> _Aim_: Copy, in full, each line of the material that holds the word "observations".

(Dataset rows about figures)
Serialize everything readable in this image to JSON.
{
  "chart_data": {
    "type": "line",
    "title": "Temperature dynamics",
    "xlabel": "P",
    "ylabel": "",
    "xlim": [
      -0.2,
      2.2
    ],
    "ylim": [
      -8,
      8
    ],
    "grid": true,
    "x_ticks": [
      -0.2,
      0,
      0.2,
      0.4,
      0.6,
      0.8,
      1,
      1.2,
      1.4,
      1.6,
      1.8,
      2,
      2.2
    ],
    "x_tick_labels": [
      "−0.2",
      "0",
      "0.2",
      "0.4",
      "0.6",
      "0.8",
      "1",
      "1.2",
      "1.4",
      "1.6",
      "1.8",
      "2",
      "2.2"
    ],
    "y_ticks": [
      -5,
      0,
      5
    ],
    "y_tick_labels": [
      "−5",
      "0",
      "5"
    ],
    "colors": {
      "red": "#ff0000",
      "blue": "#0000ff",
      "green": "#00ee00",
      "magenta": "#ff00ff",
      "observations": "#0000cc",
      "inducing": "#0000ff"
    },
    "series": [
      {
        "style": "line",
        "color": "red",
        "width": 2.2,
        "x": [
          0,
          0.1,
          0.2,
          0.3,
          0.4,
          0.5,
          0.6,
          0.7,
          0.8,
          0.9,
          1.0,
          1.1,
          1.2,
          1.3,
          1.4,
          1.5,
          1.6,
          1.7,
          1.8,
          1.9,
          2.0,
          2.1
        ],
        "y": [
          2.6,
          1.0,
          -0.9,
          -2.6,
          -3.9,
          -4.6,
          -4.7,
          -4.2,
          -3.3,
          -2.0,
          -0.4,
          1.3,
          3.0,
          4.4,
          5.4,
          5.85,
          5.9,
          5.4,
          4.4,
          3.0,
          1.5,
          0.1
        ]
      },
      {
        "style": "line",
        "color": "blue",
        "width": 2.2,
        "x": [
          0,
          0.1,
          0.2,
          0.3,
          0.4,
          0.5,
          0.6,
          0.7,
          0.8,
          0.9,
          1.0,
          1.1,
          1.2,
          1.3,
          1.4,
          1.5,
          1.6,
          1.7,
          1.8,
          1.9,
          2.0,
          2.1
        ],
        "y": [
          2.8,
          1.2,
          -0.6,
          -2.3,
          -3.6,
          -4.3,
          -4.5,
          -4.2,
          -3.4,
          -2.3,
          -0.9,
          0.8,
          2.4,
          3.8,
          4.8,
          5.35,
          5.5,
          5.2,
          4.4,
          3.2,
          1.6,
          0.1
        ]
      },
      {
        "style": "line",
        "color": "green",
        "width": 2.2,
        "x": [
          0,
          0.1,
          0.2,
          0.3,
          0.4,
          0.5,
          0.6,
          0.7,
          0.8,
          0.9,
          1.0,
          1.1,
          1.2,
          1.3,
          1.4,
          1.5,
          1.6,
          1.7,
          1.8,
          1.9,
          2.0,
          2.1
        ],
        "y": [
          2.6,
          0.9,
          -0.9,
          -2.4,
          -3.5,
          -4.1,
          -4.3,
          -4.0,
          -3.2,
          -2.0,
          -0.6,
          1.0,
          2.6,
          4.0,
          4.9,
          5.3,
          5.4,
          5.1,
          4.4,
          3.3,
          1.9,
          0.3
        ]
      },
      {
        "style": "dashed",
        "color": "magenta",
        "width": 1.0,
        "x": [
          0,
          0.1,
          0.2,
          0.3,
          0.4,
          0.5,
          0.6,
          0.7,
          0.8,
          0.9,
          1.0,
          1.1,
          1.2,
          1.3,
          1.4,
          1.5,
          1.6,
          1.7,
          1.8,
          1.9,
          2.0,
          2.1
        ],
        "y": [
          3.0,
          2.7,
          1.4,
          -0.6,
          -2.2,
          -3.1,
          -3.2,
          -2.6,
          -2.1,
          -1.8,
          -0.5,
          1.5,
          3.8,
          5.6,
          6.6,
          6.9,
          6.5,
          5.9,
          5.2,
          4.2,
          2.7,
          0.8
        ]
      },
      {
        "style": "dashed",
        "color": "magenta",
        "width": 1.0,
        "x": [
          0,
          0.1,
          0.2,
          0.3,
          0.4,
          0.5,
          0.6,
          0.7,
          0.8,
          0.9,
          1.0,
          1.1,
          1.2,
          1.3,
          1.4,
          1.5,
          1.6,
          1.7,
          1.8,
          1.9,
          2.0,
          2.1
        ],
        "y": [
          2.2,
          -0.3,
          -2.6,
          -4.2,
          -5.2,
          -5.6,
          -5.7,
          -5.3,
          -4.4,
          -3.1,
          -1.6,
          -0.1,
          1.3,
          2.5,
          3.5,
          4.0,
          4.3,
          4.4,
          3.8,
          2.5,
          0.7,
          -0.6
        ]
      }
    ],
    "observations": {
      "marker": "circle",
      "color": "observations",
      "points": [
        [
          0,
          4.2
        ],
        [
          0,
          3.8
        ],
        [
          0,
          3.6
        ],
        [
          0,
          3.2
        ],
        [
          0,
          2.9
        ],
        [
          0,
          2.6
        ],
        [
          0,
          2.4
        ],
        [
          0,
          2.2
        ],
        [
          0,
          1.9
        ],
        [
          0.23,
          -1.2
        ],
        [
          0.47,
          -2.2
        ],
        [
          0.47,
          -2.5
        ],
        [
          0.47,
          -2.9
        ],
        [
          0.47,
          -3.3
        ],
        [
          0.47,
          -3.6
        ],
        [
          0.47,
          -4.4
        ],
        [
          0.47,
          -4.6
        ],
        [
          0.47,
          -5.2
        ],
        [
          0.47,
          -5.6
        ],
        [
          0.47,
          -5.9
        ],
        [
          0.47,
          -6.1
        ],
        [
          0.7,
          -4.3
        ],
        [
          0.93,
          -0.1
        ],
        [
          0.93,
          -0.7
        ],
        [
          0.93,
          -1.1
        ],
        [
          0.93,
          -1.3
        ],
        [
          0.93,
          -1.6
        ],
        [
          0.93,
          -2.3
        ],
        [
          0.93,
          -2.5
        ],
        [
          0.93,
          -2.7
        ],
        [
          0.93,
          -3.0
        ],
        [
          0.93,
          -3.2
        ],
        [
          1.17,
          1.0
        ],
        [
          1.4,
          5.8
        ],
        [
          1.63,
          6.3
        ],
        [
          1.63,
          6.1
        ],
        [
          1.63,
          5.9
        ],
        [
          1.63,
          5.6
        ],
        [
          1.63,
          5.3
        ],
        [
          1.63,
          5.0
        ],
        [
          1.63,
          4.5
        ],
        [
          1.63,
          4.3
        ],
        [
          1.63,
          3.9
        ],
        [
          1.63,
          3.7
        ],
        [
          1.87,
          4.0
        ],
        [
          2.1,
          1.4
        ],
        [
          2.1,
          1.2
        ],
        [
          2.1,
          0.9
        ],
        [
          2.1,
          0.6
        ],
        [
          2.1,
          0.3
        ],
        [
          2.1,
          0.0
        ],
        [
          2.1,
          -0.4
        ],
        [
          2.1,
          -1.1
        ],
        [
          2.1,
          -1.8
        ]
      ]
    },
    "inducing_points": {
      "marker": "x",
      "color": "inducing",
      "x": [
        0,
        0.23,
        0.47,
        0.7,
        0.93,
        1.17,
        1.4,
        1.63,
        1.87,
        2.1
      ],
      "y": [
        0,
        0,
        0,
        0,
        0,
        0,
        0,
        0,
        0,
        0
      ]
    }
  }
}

> _Result of the exercise_:
      "observations": "#0000cc",
    "observations": {
      "color": "observations",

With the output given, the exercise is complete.